Exercise description: Every line below that mentions the word "JSON" should be copied out.
····················
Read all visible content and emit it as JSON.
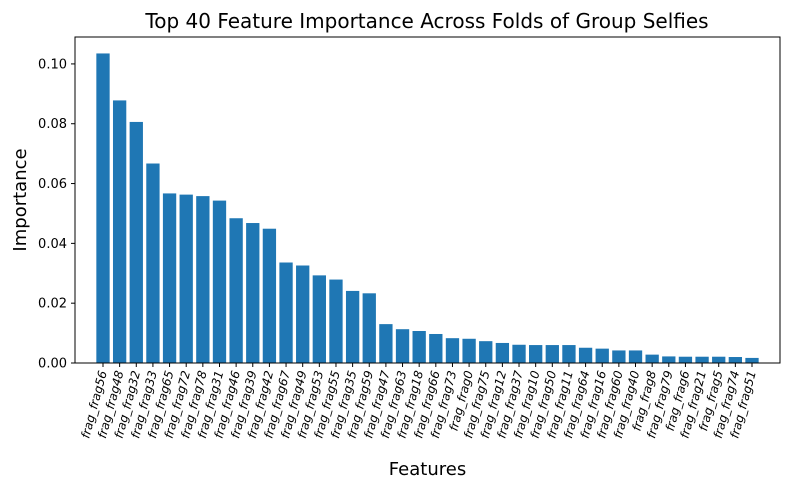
{
  "chart_data": {
    "type": "bar",
    "title": "Top 40 Feature Importance Across Folds of Group Selfies",
    "xlabel": "Features",
    "ylabel": "Importance",
    "ylim": [
      0,
      0.109
    ],
    "yticks": [
      0.0,
      0.02,
      0.04,
      0.06,
      0.08,
      0.1
    ],
    "ytick_labels": [
      "0.00",
      "0.02",
      "0.04",
      "0.06",
      "0.08",
      "0.10"
    ],
    "grid": false,
    "bar_color": "#1f77b4",
    "categories": [
      "frag_frag56",
      "frag_frag48",
      "frag_frag32",
      "frag_frag33",
      "frag_frag65",
      "frag_frag72",
      "frag_frag78",
      "frag_frag31",
      "frag_frag46",
      "frag_frag39",
      "frag_frag42",
      "frag_frag67",
      "frag_frag49",
      "frag_frag53",
      "frag_frag55",
      "frag_frag35",
      "frag_frag59",
      "frag_frag47",
      "frag_frag63",
      "frag_frag18",
      "frag_frag66",
      "frag_frag73",
      "frag_frag0",
      "frag_frag75",
      "frag_frag12",
      "frag_frag37",
      "frag_frag10",
      "frag_frag50",
      "frag_frag11",
      "frag_frag64",
      "frag_frag16",
      "frag_frag60",
      "frag_frag40",
      "frag_frag8",
      "frag_frag79",
      "frag_frag6",
      "frag_frag21",
      "frag_frag5",
      "frag_frag74",
      "frag_frag51"
    ],
    "values": [
      0.1035,
      0.0878,
      0.0806,
      0.0667,
      0.0567,
      0.0563,
      0.0558,
      0.0543,
      0.0484,
      0.0468,
      0.0449,
      0.0336,
      0.0326,
      0.0293,
      0.0279,
      0.0241,
      0.0233,
      0.013,
      0.0113,
      0.0107,
      0.0097,
      0.0083,
      0.0081,
      0.0073,
      0.0067,
      0.0061,
      0.006,
      0.006,
      0.006,
      0.0051,
      0.0048,
      0.0042,
      0.0042,
      0.0028,
      0.0022,
      0.0021,
      0.0021,
      0.0021,
      0.002,
      0.0017
    ]
  }
}
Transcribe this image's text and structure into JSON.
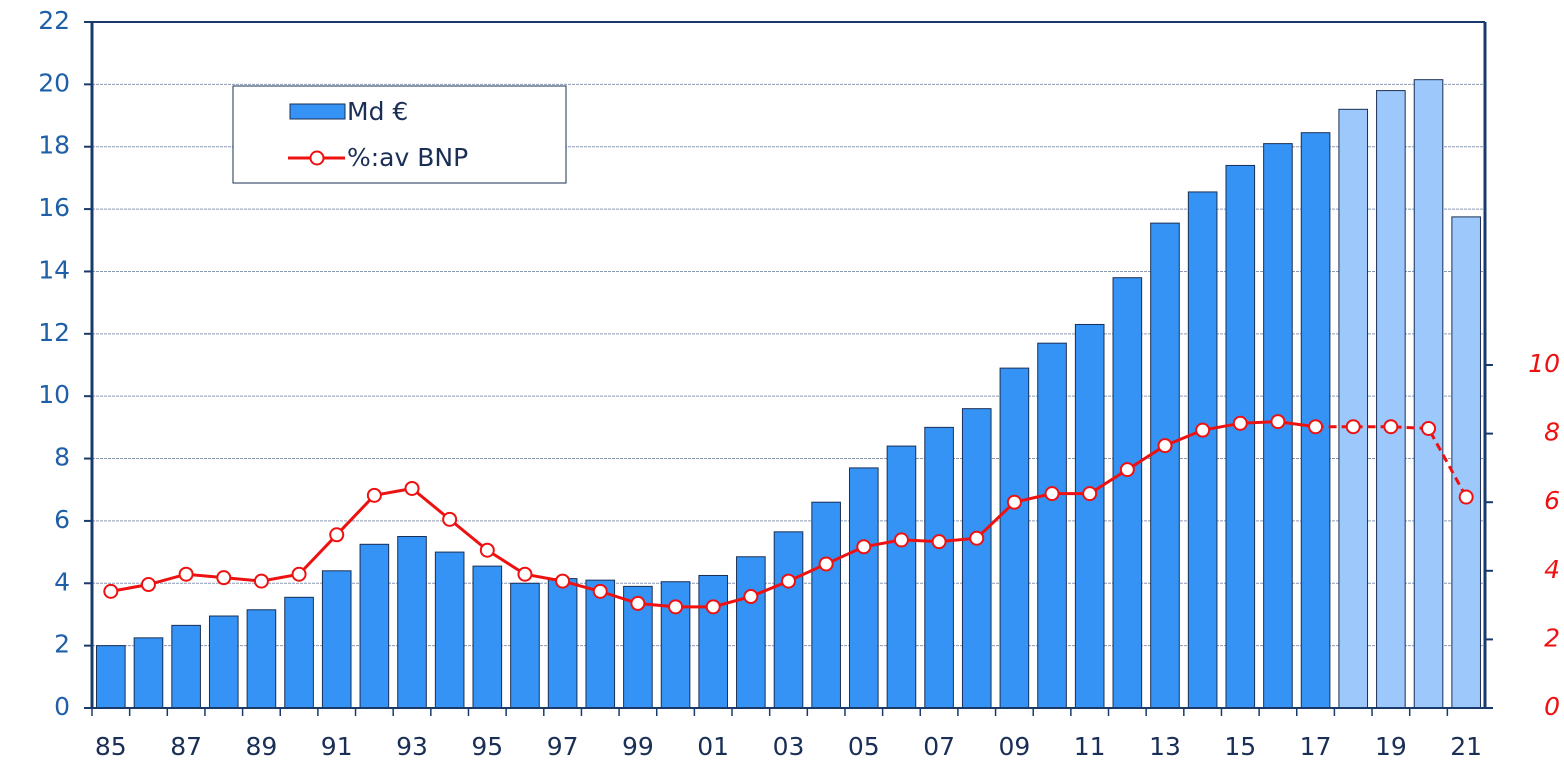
{
  "chart_data": {
    "type": "bar",
    "categories": [
      "85",
      null,
      "87",
      null,
      "89",
      null,
      "91",
      null,
      "93",
      null,
      "95",
      null,
      "97",
      null,
      "99",
      null,
      "01",
      null,
      "03",
      null,
      "05",
      null,
      "07",
      null,
      "09",
      null,
      "11",
      null,
      "13",
      null,
      "15",
      null,
      "17",
      null,
      "19",
      null,
      "21"
    ],
    "series": [
      {
        "name": "Md €",
        "type": "bar",
        "color": "#3593f5",
        "projected_color": "#9dc8fb",
        "values": [
          2.0,
          2.25,
          2.65,
          2.95,
          3.15,
          3.55,
          4.4,
          5.25,
          5.5,
          5.0,
          4.55,
          4.0,
          4.15,
          4.1,
          3.9,
          4.05,
          4.25,
          4.85,
          5.65,
          6.6,
          7.7,
          8.4,
          9.0,
          9.6,
          10.9,
          11.7,
          12.3,
          13.8,
          15.55,
          16.55,
          17.4,
          18.1,
          18.45,
          19.2,
          19.8,
          20.15,
          15.75
        ]
      },
      {
        "name": "%:av BNP",
        "type": "line",
        "axis": "y2",
        "color": "#ee1111",
        "values": [
          3.4,
          3.6,
          3.9,
          3.8,
          3.7,
          3.9,
          5.05,
          6.2,
          6.4,
          5.5,
          4.6,
          3.9,
          3.7,
          3.4,
          3.05,
          2.95,
          2.95,
          3.25,
          3.7,
          4.2,
          4.7,
          4.9,
          4.85,
          4.95,
          6.0,
          6.25,
          6.25,
          6.95,
          7.65,
          8.1,
          8.3,
          8.35,
          8.2,
          8.2,
          8.2,
          8.15,
          6.15
        ]
      }
    ],
    "projected": [
      false,
      false,
      false,
      false,
      false,
      false,
      false,
      false,
      false,
      false,
      false,
      false,
      false,
      false,
      false,
      false,
      false,
      false,
      false,
      false,
      false,
      false,
      false,
      false,
      false,
      false,
      false,
      false,
      false,
      false,
      false,
      false,
      false,
      true,
      true,
      true,
      true
    ],
    "ylim": [
      0,
      22
    ],
    "yticks": [
      0,
      2,
      4,
      6,
      8,
      10,
      12,
      14,
      16,
      18,
      20,
      22
    ],
    "y2lim": [
      0,
      20
    ],
    "y2ticks": [
      0,
      2,
      4,
      6,
      8,
      10
    ],
    "grid": true,
    "legend": "upper left"
  }
}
····················
The result:
Read all visible content and emit it as JSON.
Transcribe this image's text and structure into JSON.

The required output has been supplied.